§ **EXERCISE**:
Copy out the listing that follows, exactly, without its pictures.

§ **SUPPLIED DATA**:
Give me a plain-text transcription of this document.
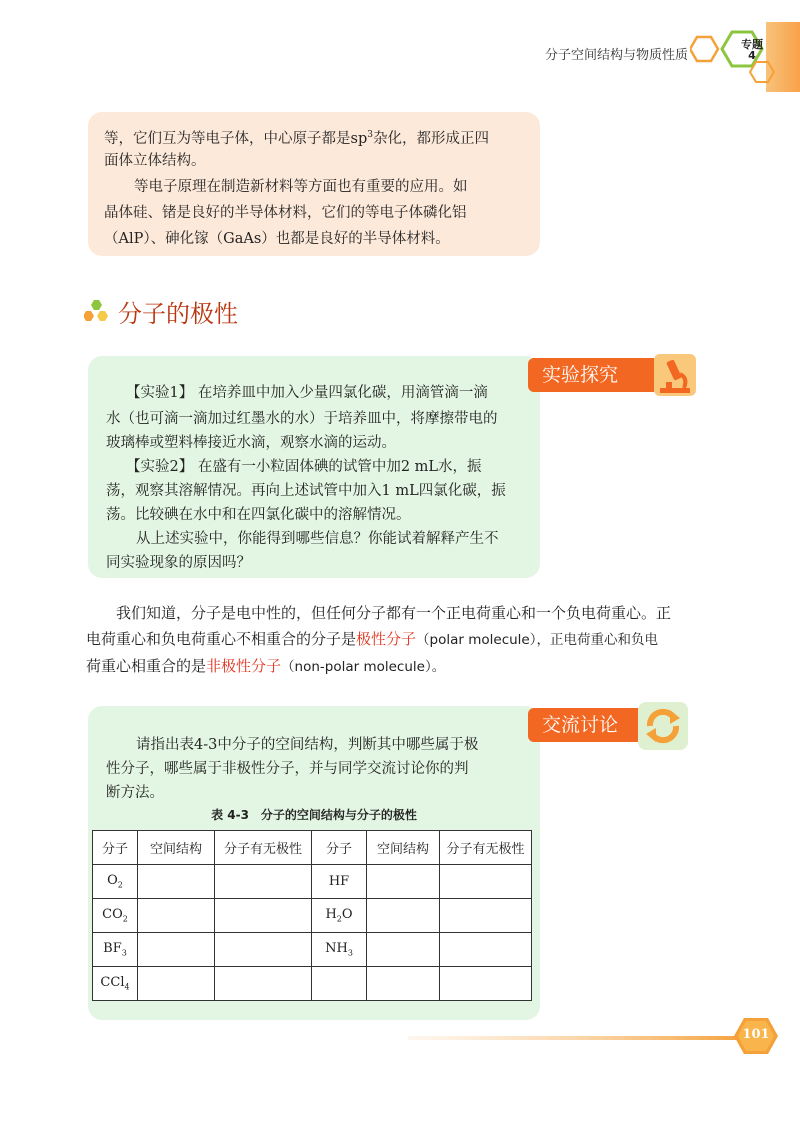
分子空间结构与物质性质
专题
4

等，它们互为等电子体，中心原子都是$sp^3$杂化，都形成正四

面体立体结构。

等电子原理在制造新材料等方面也有重要的应用。如

晶体硅、锗是良好的半导体材料，它们的等电子体磷化铝

（AlP）、砷化镓（GaAs）也都是良好的半导体材料。

分子的极性

【实验1】 在培养皿中加入少量四氯化碳，用滴管滴一滴

水（也可滴一滴加过红墨水的水）于培养皿中，将摩擦带电的

玻璃棒或塑料棒接近水滴，观察水滴的运动。

【实验2】 在盛有一小粒固体碘的试管中加2 mL水，振

荡，观察其溶解情况。再向上述试管中加入1 mL四氯化碳，振

荡。比较碘在水中和在四氯化碳中的溶解情况。

从上述实验中，你能得到哪些信息？你能试着解释产生不

同实验现象的原因吗？

实验探究
我们知道，分子是电中性的，但任何分子都有一个正电荷重心和一个负电荷重心。正
电荷重心和负电荷重心不相重合的分子是极性分子（polar molecule），正电荷重心和负电
荷重心相重合的是非极性分子（non-polar molecule）。

请指出表4-3中分子的空间结构，判断其中哪些属于极

性分子，哪些属于非极性分子，并与同学交流讨论你的判

断方法。

表 4-3　分子的空间结构与分子的极性
分子	空间结构	分子有无极性	分子	空间结构	分子有无极性
$O_2$			HF		
$CO_2$			$H_2O$		
$BF_3$			$NH_3$		
CCl$_4$					
交流讨论
101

§ **OUTPUT FOR THIS TASK**:
Give me a plain-text transcription of this document.
分子空间结构与物质性质
专题
4

等，它们互为等电子体，中心原子都是$sp^3$杂化，都形成正四

面体立体结构。

等电子原理在制造新材料等方面也有重要的应用。如

晶体硅、锗是良好的半导体材料，它们的等电子体磷化铝

（AlP）、砷化镓（GaAs）也都是良好的半导体材料。

分子的极性

【实验1】 在培养皿中加入少量四氯化碳，用滴管滴一滴

水（也可滴一滴加过红墨水的水）于培养皿中，将摩擦带电的

玻璃棒或塑料棒接近水滴，观察水滴的运动。

【实验2】 在盛有一小粒固体碘的试管中加2 mL水，振

荡，观察其溶解情况。再向上述试管中加入1 mL四氯化碳，振

荡。比较碘在水中和在四氯化碳中的溶解情况。

从上述实验中，你能得到哪些信息？你能试着解释产生不

同实验现象的原因吗？

实验探究
我们知道，分子是电中性的，但任何分子都有一个正电荷重心和一个负电荷重心。正
电荷重心和负电荷重心不相重合的分子是极性分子（polar molecule），正电荷重心和负电
荷重心相重合的是非极性分子（non-polar molecule）。

请指出表4-3中分子的空间结构，判断其中哪些属于极

性分子，哪些属于非极性分子，并与同学交流讨论你的判

断方法。

表 4-3　分子的空间结构与分子的极性
分子	空间结构	分子有无极性	分子	空间结构	分子有无极性
$O_2$			HF		
$CO_2$			$H_2O$		
$BF_3$			$NH_3$		
CCl$_4$					
交流讨论
101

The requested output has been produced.